> **Problem statement**: Print the data exactly, leaving nothing out.
********************
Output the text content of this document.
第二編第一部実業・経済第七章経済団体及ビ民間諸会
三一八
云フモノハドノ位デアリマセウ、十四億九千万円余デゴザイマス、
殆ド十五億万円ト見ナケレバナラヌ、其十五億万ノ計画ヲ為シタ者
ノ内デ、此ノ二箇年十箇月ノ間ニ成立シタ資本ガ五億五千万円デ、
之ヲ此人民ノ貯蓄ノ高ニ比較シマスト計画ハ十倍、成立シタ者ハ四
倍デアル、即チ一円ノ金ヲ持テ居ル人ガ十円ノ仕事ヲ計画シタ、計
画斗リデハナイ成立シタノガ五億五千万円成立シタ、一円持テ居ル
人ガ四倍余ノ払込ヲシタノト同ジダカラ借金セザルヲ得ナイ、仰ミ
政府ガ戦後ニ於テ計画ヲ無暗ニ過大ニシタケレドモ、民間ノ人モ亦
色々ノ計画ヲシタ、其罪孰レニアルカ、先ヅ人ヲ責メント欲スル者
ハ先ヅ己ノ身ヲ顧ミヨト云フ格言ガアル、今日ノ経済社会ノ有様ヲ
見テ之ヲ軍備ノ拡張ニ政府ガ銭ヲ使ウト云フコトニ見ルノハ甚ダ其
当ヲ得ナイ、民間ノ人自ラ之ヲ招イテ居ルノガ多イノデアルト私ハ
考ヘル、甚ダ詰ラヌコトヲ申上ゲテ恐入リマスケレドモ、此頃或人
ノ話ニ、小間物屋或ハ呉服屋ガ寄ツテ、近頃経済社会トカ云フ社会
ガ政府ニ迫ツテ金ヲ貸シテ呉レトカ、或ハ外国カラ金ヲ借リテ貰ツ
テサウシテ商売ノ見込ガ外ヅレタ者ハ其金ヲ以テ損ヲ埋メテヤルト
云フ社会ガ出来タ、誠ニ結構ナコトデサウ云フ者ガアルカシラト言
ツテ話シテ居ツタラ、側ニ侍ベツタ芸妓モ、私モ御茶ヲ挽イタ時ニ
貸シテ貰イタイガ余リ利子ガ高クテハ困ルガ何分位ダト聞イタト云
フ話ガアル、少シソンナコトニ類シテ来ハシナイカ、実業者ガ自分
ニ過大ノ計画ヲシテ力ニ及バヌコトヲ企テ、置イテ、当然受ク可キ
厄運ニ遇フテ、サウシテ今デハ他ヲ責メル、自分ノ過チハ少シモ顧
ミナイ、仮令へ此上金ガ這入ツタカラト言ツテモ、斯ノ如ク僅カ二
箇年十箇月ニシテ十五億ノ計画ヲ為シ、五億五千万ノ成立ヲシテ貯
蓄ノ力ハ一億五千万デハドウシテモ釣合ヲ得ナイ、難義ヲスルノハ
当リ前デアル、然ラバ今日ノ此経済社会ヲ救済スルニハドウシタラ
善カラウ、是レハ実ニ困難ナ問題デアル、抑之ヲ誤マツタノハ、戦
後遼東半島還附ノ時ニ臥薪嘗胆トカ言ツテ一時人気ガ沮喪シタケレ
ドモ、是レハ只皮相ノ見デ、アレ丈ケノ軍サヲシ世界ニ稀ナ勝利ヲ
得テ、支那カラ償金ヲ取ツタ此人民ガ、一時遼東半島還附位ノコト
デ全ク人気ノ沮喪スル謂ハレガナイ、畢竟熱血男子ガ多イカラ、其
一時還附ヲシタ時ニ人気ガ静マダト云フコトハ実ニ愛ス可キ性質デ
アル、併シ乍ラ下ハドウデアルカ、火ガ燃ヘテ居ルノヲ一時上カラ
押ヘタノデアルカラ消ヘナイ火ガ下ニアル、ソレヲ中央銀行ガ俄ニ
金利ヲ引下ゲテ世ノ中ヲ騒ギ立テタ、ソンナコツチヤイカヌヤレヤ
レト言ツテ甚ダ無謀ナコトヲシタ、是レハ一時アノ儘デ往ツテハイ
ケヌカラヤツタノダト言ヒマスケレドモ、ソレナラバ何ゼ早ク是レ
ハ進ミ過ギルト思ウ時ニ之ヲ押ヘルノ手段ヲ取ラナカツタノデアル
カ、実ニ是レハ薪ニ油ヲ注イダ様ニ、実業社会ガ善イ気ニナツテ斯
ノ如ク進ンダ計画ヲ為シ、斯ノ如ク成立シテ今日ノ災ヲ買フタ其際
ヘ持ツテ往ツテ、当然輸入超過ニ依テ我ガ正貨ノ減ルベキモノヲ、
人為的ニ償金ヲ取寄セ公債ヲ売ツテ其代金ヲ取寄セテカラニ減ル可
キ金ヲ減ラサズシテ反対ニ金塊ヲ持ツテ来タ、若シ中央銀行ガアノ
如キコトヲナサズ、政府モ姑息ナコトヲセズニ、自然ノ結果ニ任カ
********************
> **Solution**:
Output the text content of this document.
第二編第一部実業・経済第七章経済団体及ビ民間諸会
三一八
云フモノハドノ位デアリマセウ、十四億九千万円余デゴザイマス、
殆ド十五億万円ト見ナケレバナラヌ、其十五億万ノ計画ヲ為シタ者
ノ内デ、此ノ二箇年十箇月ノ間ニ成立シタ資本ガ五億五千万円デ、
之ヲ此人民ノ貯蓄ノ高ニ比較シマスト計画ハ十倍、成立シタ者ハ四
倍デアル、即チ一円ノ金ヲ持テ居ル人ガ十円ノ仕事ヲ計画シタ、計
画斗リデハナイ成立シタノガ五億五千万円成立シタ、一円持テ居ル
人ガ四倍余ノ払込ヲシタノト同ジダカラ借金セザルヲ得ナイ、仰ミ
政府ガ戦後ニ於テ計画ヲ無暗ニ過大ニシタケレドモ、民間ノ人モ亦
色々ノ計画ヲシタ、其罪孰レニアルカ、先ヅ人ヲ責メント欲スル者
ハ先ヅ己ノ身ヲ顧ミヨト云フ格言ガアル、今日ノ経済社会ノ有様ヲ
見テ之ヲ軍備ノ拡張ニ政府ガ銭ヲ使ウト云フコトニ見ルノハ甚ダ其
当ヲ得ナイ、民間ノ人自ラ之ヲ招イテ居ルノガ多イノデアルト私ハ
考ヘル、甚ダ詰ラヌコトヲ申上ゲテ恐入リマスケレドモ、此頃或人
ノ話ニ、小間物屋或ハ呉服屋ガ寄ツテ、近頃経済社会トカ云フ社会
ガ政府ニ迫ツテ金ヲ貸シテ呉レトカ、或ハ外国カラ金ヲ借リテ貰ツ
テサウシテ商売ノ見込ガ外ヅレタ者ハ其金ヲ以テ損ヲ埋メテヤルト
云フ社会ガ出来タ、誠ニ結構ナコトデサウ云フ者ガアルカシラト言
ツテ話シテ居ツタラ、側ニ侍ベツタ芸妓モ、私モ御茶ヲ挽イタ時ニ
貸シテ貰イタイガ余リ利子ガ高クテハ困ルガ何分位ダト聞イタト云
フ話ガアル、少シソンナコトニ類シテ来ハシナイカ、実業者ガ自分
ニ過大ノ計画ヲシテ力ニ及バヌコトヲ企テ、置イテ、当然受ク可キ
厄運ニ遇フテ、サウシテ今デハ他ヲ責メル、自分ノ過チハ少シモ顧
ミナイ、仮令へ此上金ガ這入ツタカラト言ツテモ、斯ノ如ク僅カ二
箇年十箇月ニシテ十五億ノ計画ヲ為シ、五億五千万ノ成立ヲシテ貯
蓄ノ力ハ一億五千万デハドウシテモ釣合ヲ得ナイ、難義ヲスルノハ
当リ前デアル、然ラバ今日ノ此経済社会ヲ救済スルニハドウシタラ
善カラウ、是レハ実ニ困難ナ問題デアル、抑之ヲ誤マツタノハ、戦
後遼東半島還附ノ時ニ臥薪嘗胆トカ言ツテ一時人気ガ沮喪シタケレ
ドモ、是レハ只皮相ノ見デ、アレ丈ケノ軍サヲシ世界ニ稀ナ勝利ヲ
得テ、支那カラ償金ヲ取ツタ此人民ガ、一時遼東半島還附位ノコト
デ全ク人気ノ沮喪スル謂ハレガナイ、畢竟熱血男子ガ多イカラ、其
一時還附ヲシタ時ニ人気ガ静マダト云フコトハ実ニ愛ス可キ性質デ
アル、併シ乍ラ下ハドウデアルカ、火ガ燃ヘテ居ルノヲ一時上カラ
押ヘタノデアルカラ消ヘナイ火ガ下ニアル、ソレヲ中央銀行ガ俄ニ
金利ヲ引下ゲテ世ノ中ヲ騒ギ立テタ、ソンナコツチヤイカヌヤレヤ
レト言ツテ甚ダ無謀ナコトヲシタ、是レハ一時アノ儘デ往ツテハイ
ケヌカラヤツタノダト言ヒマスケレドモ、ソレナラバ何ゼ早ク是レ
ハ進ミ過ギルト思ウ時ニ之ヲ押ヘルノ手段ヲ取ラナカツタノデアル
カ、実ニ是レハ薪ニ油ヲ注イダ様ニ、実業社会ガ善イ気ニナツテ斯
ノ如ク進ンダ計画ヲ為シ、斯ノ如ク成立シテ今日ノ災ヲ買フタ其際
ヘ持ツテ往ツテ、当然輸入超過ニ依テ我ガ正貨ノ減ルベキモノヲ、
人為的ニ償金ヲ取寄セ公債ヲ売ツテ其代金ヲ取寄セテカラニ減ル可
キ金ヲ減ラサズシテ反対ニ金塊ヲ持ツテ来タ、若シ中央銀行ガアノ
如キコトヲナサズ、政府モ姑息ナコトヲセズニ、自然ノ結果ニ任カ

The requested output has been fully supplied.